▶ _SUPPLIED RECORDS_:
# # # # # # #
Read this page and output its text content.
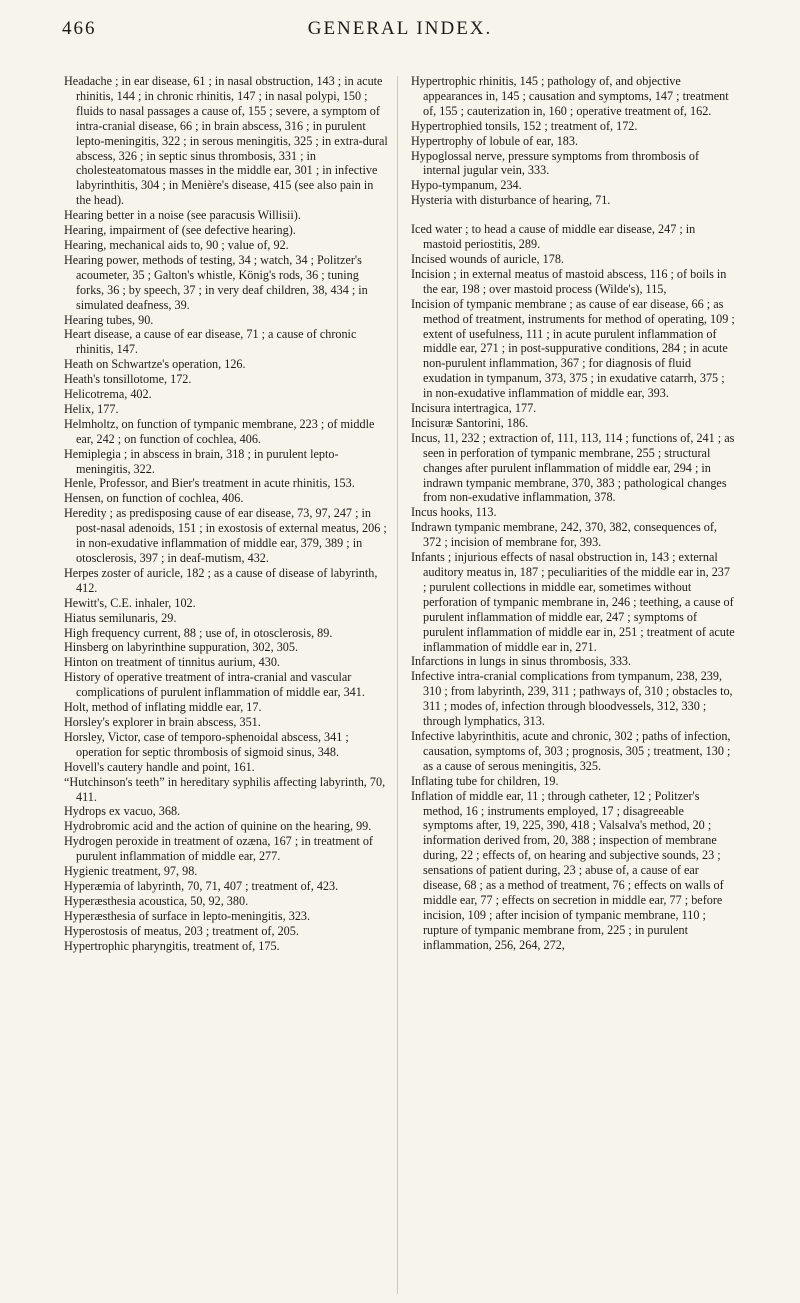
466	GENERAL INDEX.

Headache ; in ear disease, 61 ; in nasal obstruction, 143 ; in acute rhinitis, 144 ; in chronic rhinitis, 147 ; in nasal polypi, 150 ; fluids to nasal passages a cause of, 155 ; severe, a symptom of intra-cranial disease, 66 ; in brain abscess, 316 ; in purulent lepto-meningitis, 322 ; in serous meningitis, 325 ; in extra-dural abscess, 326 ; in septic sinus thrombosis, 331 ; in cholesteatomatous masses in the middle ear, 301 ; in infective labyrinthitis, 304 ; in Menière's disease, 415 (see also pain in the head).

Hearing better in a noise (see paracusis Willisii).

Hearing, impairment of (see defective hearing).

Hearing, mechanical aids to, 90 ; value of, 92.

Hearing power, methods of testing, 34 ; watch, 34 ; Politzer's acoumeter, 35 ; Galton's whistle, König's rods, 36 ; tuning forks, 36 ; by speech, 37 ; in very deaf children, 38, 434 ; in simulated deafness, 39.

Hearing tubes, 90.

Heart disease, a cause of ear disease, 71 ; a cause of chronic rhinitis, 147.

Heath on Schwartze's operation, 126.

Heath's tonsillotome, 172.

Helicotrema, 402.

Helix, 177.

Helmholtz, on function of tympanic membrane, 223 ; of middle ear, 242 ; on function of cochlea, 406.

Hemiplegia ; in abscess in brain, 318 ; in purulent lepto-meningitis, 322.

Henle, Professor, and Bier's treatment in acute rhinitis, 153.

Hensen, on function of cochlea, 406.

Heredity ; as predisposing cause of ear disease, 73, 97, 247 ; in post-nasal adenoids, 151 ; in exostosis of external meatus, 206 ; in non-exudative inflammation of middle ear, 379, 389 ; in otosclerosis, 397 ; in deaf-mutism, 432.

Herpes zoster of auricle, 182 ; as a cause of disease of labyrinth, 412.

Hewitt's, C.E. inhaler, 102.

Hiatus semilunaris, 29.

High frequency current, 88 ; use of, in otosclerosis, 89.

Hinsberg on labyrinthine suppuration, 302, 305.

Hinton on treatment of tinnitus aurium, 430.

History of operative treatment of intra-cranial and vascular complications of purulent inflammation of middle ear, 341.

Holt, method of inflating middle ear, 17.

Horsley's explorer in brain abscess, 351.

Horsley, Victor, case of temporo-sphenoidal abscess, 341 ; operation for septic thrombosis of sigmoid sinus, 348.

Hovell's cautery handle and point, 161.

“Hutchinson's teeth” in hereditary syphilis affecting labyrinth, 70, 411.

Hydrops ex vacuo, 368.

Hydrobromic acid and the action of quinine on the hearing, 99.

Hydrogen peroxide in treatment of ozæna, 167 ; in treatment of purulent inflammation of middle ear, 277.

Hygienic treatment, 97, 98.

Hyperæmia of labyrinth, 70, 71, 407 ; treatment of, 423.

Hyperæsthesia acoustica, 50, 92, 380.

Hyperæsthesia of surface in lepto-meningitis, 323.

Hyperostosis of meatus, 203 ; treatment of, 205.

Hypertrophic pharyngitis, treatment of, 175.

Hypertrophic rhinitis, 145 ; pathology of, and objective appearances in, 145 ; causation and symptoms, 147 ; treatment of, 155 ; cauterization in, 160 ; operative treatment of, 162.

Hypertrophied tonsils, 152 ; treatment of, 172.

Hypertrophy of lobule of ear, 183.

Hypoglossal nerve, pressure symptoms from thrombosis of internal jugular vein, 333.

Hypo-tympanum, 234.

Hysteria with disturbance of hearing, 71.

Iced water ; to head a cause of middle ear disease, 247 ; in mastoid periostitis, 289.

Incised wounds of auricle, 178.

Incision ; in external meatus of mastoid abscess, 116 ; of boils in the ear, 198 ; over mastoid process (Wilde's), 115,

Incision of tympanic membrane ; as cause of ear disease, 66 ; as method of treatment, instruments for method of operating, 109 ; extent of usefulness, 111 ; in acute purulent inflammation of middle ear, 271 ; in post-suppurative conditions, 284 ; in acute non-purulent inflammation, 367 ; for diagnosis of fluid exudation in tympanum, 373, 375 ; in exudative catarrh, 375 ; in non-exudative inflammation of middle ear, 393.

Incisura intertragica, 177.

Incisuræ Santorini, 186.

Incus, 11, 232 ; extraction of, 111, 113, 114 ; functions of, 241 ; as seen in perforation of tympanic membrane, 255 ; structural changes after purulent inflammation of middle ear, 294 ; in indrawn tympanic membrane, 370, 383 ; pathological changes from non-exudative inflammation, 378.

Incus hooks, 113.

Indrawn tympanic membrane, 242, 370, 382, consequences of, 372 ; incision of membrane for, 393.

Infants ; injurious effects of nasal obstruction in, 143 ; external auditory meatus in, 187 ; peculiarities of the middle ear in, 237 ; purulent collections in middle ear, sometimes without perforation of tympanic membrane in, 246 ; teething, a cause of purulent inflammation of middle ear, 247 ; symptoms of purulent inflammation of middle ear in, 251 ; treatment of acute inflammation of middle ear in, 271.

Infarctions in lungs in sinus thrombosis, 333.

Infective intra-cranial complications from tympanum, 238, 239, 310 ; from labyrinth, 239, 311 ; pathways of, 310 ; obstacles to, 311 ; modes of, infection through bloodvessels, 312, 330 ; through lymphatics, 313.

Infective labyrinthitis, acute and chronic, 302 ; paths of infection, causation, symptoms of, 303 ; prognosis, 305 ; treatment, 130 ; as a cause of serous meningitis, 325.

Inflating tube for children, 19.

Inflation of middle ear, 11 ; through catheter, 12 ; Politzer's method, 16 ; instruments employed, 17 ; disagreeable symptoms after, 19, 225, 390, 418 ; Valsalva's method, 20 ; information derived from, 20, 388 ; inspection of membrane during, 22 ; effects of, on hearing and subjective sounds, 23 ; sensations of patient during, 23 ; abuse of, a cause of ear disease, 68 ; as a method of treatment, 76 ; effects on walls of middle ear, 77 ; effects on secretion in middle ear, 77 ; before incision, 109 ; after incision of tympanic membrane, 110 ; rupture of tympanic membrane from, 225 ; in purulent inflammation, 256, 264, 272,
# # # # # # #
▶ _WHAT THIS TASK INVOLVES_: Each line of the data should be quoted exactly, with pictures left out.

▶ _OUTPUT FOR THIS TASK_:
Read this page and output its text content.
466	GENERAL INDEX.

Headache ; in ear disease, 61 ; in nasal obstruction, 143 ; in acute rhinitis, 144 ; in chronic rhinitis, 147 ; in nasal polypi, 150 ; fluids to nasal passages a cause of, 155 ; severe, a symptom of intra-cranial disease, 66 ; in brain abscess, 316 ; in purulent lepto-meningitis, 322 ; in serous meningitis, 325 ; in extra-dural abscess, 326 ; in septic sinus thrombosis, 331 ; in cholesteatomatous masses in the middle ear, 301 ; in infective labyrinthitis, 304 ; in Menière's disease, 415 (see also pain in the head).

Hearing better in a noise (see paracusis Willisii).

Hearing, impairment of (see defective hearing).

Hearing, mechanical aids to, 90 ; value of, 92.

Hearing power, methods of testing, 34 ; watch, 34 ; Politzer's acoumeter, 35 ; Galton's whistle, König's rods, 36 ; tuning forks, 36 ; by speech, 37 ; in very deaf children, 38, 434 ; in simulated deafness, 39.

Hearing tubes, 90.

Heart disease, a cause of ear disease, 71 ; a cause of chronic rhinitis, 147.

Heath on Schwartze's operation, 126.

Heath's tonsillotome, 172.

Helicotrema, 402.

Helix, 177.

Helmholtz, on function of tympanic membrane, 223 ; of middle ear, 242 ; on function of cochlea, 406.

Hemiplegia ; in abscess in brain, 318 ; in purulent lepto-meningitis, 322.

Henle, Professor, and Bier's treatment in acute rhinitis, 153.

Hensen, on function of cochlea, 406.

Heredity ; as predisposing cause of ear disease, 73, 97, 247 ; in post-nasal adenoids, 151 ; in exostosis of external meatus, 206 ; in non-exudative inflammation of middle ear, 379, 389 ; in otosclerosis, 397 ; in deaf-mutism, 432.

Herpes zoster of auricle, 182 ; as a cause of disease of labyrinth, 412.

Hewitt's, C.E. inhaler, 102.

Hiatus semilunaris, 29.

High frequency current, 88 ; use of, in otosclerosis, 89.

Hinsberg on labyrinthine suppuration, 302, 305.

Hinton on treatment of tinnitus aurium, 430.

History of operative treatment of intra-cranial and vascular complications of purulent inflammation of middle ear, 341.

Holt, method of inflating middle ear, 17.

Horsley's explorer in brain abscess, 351.

Horsley, Victor, case of temporo-sphenoidal abscess, 341 ; operation for septic thrombosis of sigmoid sinus, 348.

Hovell's cautery handle and point, 161.

“Hutchinson's teeth” in hereditary syphilis affecting labyrinth, 70, 411.

Hydrops ex vacuo, 368.

Hydrobromic acid and the action of quinine on the hearing, 99.

Hydrogen peroxide in treatment of ozæna, 167 ; in treatment of purulent inflammation of middle ear, 277.

Hygienic treatment, 97, 98.

Hyperæmia of labyrinth, 70, 71, 407 ; treatment of, 423.

Hyperæsthesia acoustica, 50, 92, 380.

Hyperæsthesia of surface in lepto-meningitis, 323.

Hyperostosis of meatus, 203 ; treatment of, 205.

Hypertrophic pharyngitis, treatment of, 175.

Hypertrophic rhinitis, 145 ; pathology of, and objective appearances in, 145 ; causation and symptoms, 147 ; treatment of, 155 ; cauterization in, 160 ; operative treatment of, 162.

Hypertrophied tonsils, 152 ; treatment of, 172.

Hypertrophy of lobule of ear, 183.

Hypoglossal nerve, pressure symptoms from thrombosis of internal jugular vein, 333.

Hypo-tympanum, 234.

Hysteria with disturbance of hearing, 71.

Iced water ; to head a cause of middle ear disease, 247 ; in mastoid periostitis, 289.

Incised wounds of auricle, 178.

Incision ; in external meatus of mastoid abscess, 116 ; of boils in the ear, 198 ; over mastoid process (Wilde's), 115,

Incision of tympanic membrane ; as cause of ear disease, 66 ; as method of treatment, instruments for method of operating, 109 ; extent of usefulness, 111 ; in acute purulent inflammation of middle ear, 271 ; in post-suppurative conditions, 284 ; in acute non-purulent inflammation, 367 ; for diagnosis of fluid exudation in tympanum, 373, 375 ; in exudative catarrh, 375 ; in non-exudative inflammation of middle ear, 393.

Incisura intertragica, 177.

Incisuræ Santorini, 186.

Incus, 11, 232 ; extraction of, 111, 113, 114 ; functions of, 241 ; as seen in perforation of tympanic membrane, 255 ; structural changes after purulent inflammation of middle ear, 294 ; in indrawn tympanic membrane, 370, 383 ; pathological changes from non-exudative inflammation, 378.

Incus hooks, 113.

Indrawn tympanic membrane, 242, 370, 382, consequences of, 372 ; incision of membrane for, 393.

Infants ; injurious effects of nasal obstruction in, 143 ; external auditory meatus in, 187 ; peculiarities of the middle ear in, 237 ; purulent collections in middle ear, sometimes without perforation of tympanic membrane in, 246 ; teething, a cause of purulent inflammation of middle ear, 247 ; symptoms of purulent inflammation of middle ear in, 251 ; treatment of acute inflammation of middle ear in, 271.

Infarctions in lungs in sinus thrombosis, 333.

Infective intra-cranial complications from tympanum, 238, 239, 310 ; from labyrinth, 239, 311 ; pathways of, 310 ; obstacles to, 311 ; modes of, infection through bloodvessels, 312, 330 ; through lymphatics, 313.

Infective labyrinthitis, acute and chronic, 302 ; paths of infection, causation, symptoms of, 303 ; prognosis, 305 ; treatment, 130 ; as a cause of serous meningitis, 325.

Inflating tube for children, 19.

Inflation of middle ear, 11 ; through catheter, 12 ; Politzer's method, 16 ; instruments employed, 17 ; disagreeable symptoms after, 19, 225, 390, 418 ; Valsalva's method, 20 ; information derived from, 20, 388 ; inspection of membrane during, 22 ; effects of, on hearing and subjective sounds, 23 ; sensations of patient during, 23 ; abuse of, a cause of ear disease, 68 ; as a method of treatment, 76 ; effects on walls of middle ear, 77 ; effects on secretion in middle ear, 77 ; before incision, 109 ; after incision of tympanic membrane, 110 ; rupture of tympanic membrane from, 225 ; in purulent inflammation, 256, 264, 272,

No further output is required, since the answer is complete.